---- Provided data

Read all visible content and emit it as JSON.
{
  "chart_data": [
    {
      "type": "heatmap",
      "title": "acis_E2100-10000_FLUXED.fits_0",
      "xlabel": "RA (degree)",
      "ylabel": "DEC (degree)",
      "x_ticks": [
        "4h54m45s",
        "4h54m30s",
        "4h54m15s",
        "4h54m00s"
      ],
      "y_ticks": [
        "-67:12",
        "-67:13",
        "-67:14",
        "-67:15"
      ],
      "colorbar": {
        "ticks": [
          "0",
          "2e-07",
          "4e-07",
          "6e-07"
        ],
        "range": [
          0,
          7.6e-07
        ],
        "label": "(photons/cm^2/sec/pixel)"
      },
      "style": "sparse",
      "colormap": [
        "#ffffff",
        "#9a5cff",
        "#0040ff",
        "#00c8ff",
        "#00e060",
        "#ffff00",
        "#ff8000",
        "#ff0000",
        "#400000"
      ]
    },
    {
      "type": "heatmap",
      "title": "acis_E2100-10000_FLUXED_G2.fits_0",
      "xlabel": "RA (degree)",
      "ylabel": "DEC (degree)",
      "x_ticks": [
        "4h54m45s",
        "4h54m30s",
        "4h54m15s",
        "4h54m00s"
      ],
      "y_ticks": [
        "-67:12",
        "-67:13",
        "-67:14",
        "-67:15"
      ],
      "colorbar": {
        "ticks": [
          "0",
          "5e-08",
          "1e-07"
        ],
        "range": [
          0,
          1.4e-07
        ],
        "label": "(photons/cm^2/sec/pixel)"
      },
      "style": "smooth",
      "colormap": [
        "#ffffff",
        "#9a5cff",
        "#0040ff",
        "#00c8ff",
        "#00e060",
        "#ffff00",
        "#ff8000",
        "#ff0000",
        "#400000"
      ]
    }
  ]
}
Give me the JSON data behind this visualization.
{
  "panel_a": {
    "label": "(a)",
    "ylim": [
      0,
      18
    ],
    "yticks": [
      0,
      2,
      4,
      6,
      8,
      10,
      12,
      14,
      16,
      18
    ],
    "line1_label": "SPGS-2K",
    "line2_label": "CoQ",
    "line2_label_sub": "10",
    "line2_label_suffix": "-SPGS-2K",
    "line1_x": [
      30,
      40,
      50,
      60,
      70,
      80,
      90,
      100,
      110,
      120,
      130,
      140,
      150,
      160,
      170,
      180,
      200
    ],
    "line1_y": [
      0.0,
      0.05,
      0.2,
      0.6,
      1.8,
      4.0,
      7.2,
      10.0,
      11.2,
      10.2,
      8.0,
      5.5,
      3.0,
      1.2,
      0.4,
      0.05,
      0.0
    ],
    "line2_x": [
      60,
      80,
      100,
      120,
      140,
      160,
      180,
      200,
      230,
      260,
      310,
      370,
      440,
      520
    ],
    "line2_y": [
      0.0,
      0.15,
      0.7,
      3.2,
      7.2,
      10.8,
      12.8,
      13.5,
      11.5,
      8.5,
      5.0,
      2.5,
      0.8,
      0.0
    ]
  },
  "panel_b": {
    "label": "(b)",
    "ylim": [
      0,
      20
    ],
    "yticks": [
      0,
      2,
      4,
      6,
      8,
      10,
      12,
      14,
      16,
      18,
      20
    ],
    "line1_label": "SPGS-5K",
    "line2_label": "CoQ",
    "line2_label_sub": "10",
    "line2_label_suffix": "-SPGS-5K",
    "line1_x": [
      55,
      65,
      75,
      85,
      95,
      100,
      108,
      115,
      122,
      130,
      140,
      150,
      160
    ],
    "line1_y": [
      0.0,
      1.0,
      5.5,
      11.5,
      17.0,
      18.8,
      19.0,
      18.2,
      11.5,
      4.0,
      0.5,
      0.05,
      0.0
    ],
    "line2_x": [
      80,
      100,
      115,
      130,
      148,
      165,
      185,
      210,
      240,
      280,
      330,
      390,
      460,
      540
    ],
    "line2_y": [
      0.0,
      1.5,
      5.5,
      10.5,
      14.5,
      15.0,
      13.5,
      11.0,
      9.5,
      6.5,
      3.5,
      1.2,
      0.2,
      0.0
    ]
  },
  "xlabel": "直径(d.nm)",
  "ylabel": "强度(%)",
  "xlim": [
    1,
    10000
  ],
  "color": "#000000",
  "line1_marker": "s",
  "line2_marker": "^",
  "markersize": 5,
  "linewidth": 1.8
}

--------

=== Written task ===
Return each entry from above without altering a single character.

=== Result ===
Read all visible content and emit it as JSON.
{
  "chart_data": [
    {
      "type": "heatmap",
      "title": "acis_E2100-10000_FLUXED.fits_0",
      "xlabel": "RA (degree)",
      "ylabel": "DEC (degree)",
      "x_ticks": [
        "4h54m45s",
        "4h54m30s",
        "4h54m15s",
        "4h54m00s"
      ],
      "y_ticks": [
        "-67:12",
        "-67:13",
        "-67:14",
        "-67:15"
      ],
      "colorbar": {
        "ticks": [
          "0",
          "2e-07",
          "4e-07",
          "6e-07"
        ],
        "range": [
          0,
          7.6e-07
        ],
        "label": "(photons/cm^2/sec/pixel)"
      },
      "style": "sparse",
      "colormap": [
        "#ffffff",
        "#9a5cff",
        "#0040ff",
        "#00c8ff",
        "#00e060",
        "#ffff00",
        "#ff8000",
        "#ff0000",
        "#400000"
      ]
    },
    {
      "type": "heatmap",
      "title": "acis_E2100-10000_FLUXED_G2.fits_0",
      "xlabel": "RA (degree)",
      "ylabel": "DEC (degree)",
      "x_ticks": [
        "4h54m45s",
        "4h54m30s",
        "4h54m15s",
        "4h54m00s"
      ],
      "y_ticks": [
        "-67:12",
        "-67:13",
        "-67:14",
        "-67:15"
      ],
      "colorbar": {
        "ticks": [
          "0",
          "5e-08",
          "1e-07"
        ],
        "range": [
          0,
          1.4e-07
        ],
        "label": "(photons/cm^2/sec/pixel)"
      },
      "style": "smooth",
      "colormap": [
        "#ffffff",
        "#9a5cff",
        "#0040ff",
        "#00c8ff",
        "#00e060",
        "#ffff00",
        "#ff8000",
        "#ff0000",
        "#400000"
      ]
    }
  ]
}
Give me the JSON data behind this visualization.
{
  "panel_a": {
    "label": "(a)",
    "ylim": [
      0,
      18
    ],
    "yticks": [
      0,
      2,
      4,
      6,
      8,
      10,
      12,
      14,
      16,
      18
    ],
    "line1_label": "SPGS-2K",
    "line2_label": "CoQ",
    "line2_label_sub": "10",
    "line2_label_suffix": "-SPGS-2K",
    "line1_x": [
      30,
      40,
      50,
      60,
      70,
      80,
      90,
      100,
      110,
      120,
      130,
      140,
      150,
      160,
      170,
      180,
      200
    ],
    "line1_y": [
      0.0,
      0.05,
      0.2,
      0.6,
      1.8,
      4.0,
      7.2,
      10.0,
      11.2,
      10.2,
      8.0,
      5.5,
      3.0,
      1.2,
      0.4,
      0.05,
      0.0
    ],
    "line2_x": [
      60,
      80,
      100,
      120,
      140,
      160,
      180,
      200,
      230,
      260,
      310,
      370,
      440,
      520
    ],
    "line2_y": [
      0.0,
      0.15,
      0.7,
      3.2,
      7.2,
      10.8,
      12.8,
      13.5,
      11.5,
      8.5,
      5.0,
      2.5,
      0.8,
      0.0
    ]
  },
  "panel_b": {
    "label": "(b)",
    "ylim": [
      0,
      20
    ],
    "yticks": [
      0,
      2,
      4,
      6,
      8,
      10,
      12,
      14,
      16,
      18,
      20
    ],
    "line1_label": "SPGS-5K",
    "line2_label": "CoQ",
    "line2_label_sub": "10",
    "line2_label_suffix": "-SPGS-5K",
    "line1_x": [
      55,
      65,
      75,
      85,
      95,
      100,
      108,
      115,
      122,
      130,
      140,
      150,
      160
    ],
    "line1_y": [
      0.0,
      1.0,
      5.5,
      11.5,
      17.0,
      18.8,
      19.0,
      18.2,
      11.5,
      4.0,
      0.5,
      0.05,
      0.0
    ],
    "line2_x": [
      80,
      100,
      115,
      130,
      148,
      165,
      185,
      210,
      240,
      280,
      330,
      390,
      460,
      540
    ],
    "line2_y": [
      0.0,
      1.5,
      5.5,
      10.5,
      14.5,
      15.0,
      13.5,
      11.0,
      9.5,
      6.5,
      3.5,
      1.2,
      0.2,
      0.0
    ]
  },
  "xlabel": "直径(d.nm)",
  "ylabel": "强度(%)",
  "xlim": [
    1,
    10000
  ],
  "color": "#000000",
  "line1_marker": "s",
  "line2_marker": "^",
  "markersize": 5,
  "linewidth": 1.8
}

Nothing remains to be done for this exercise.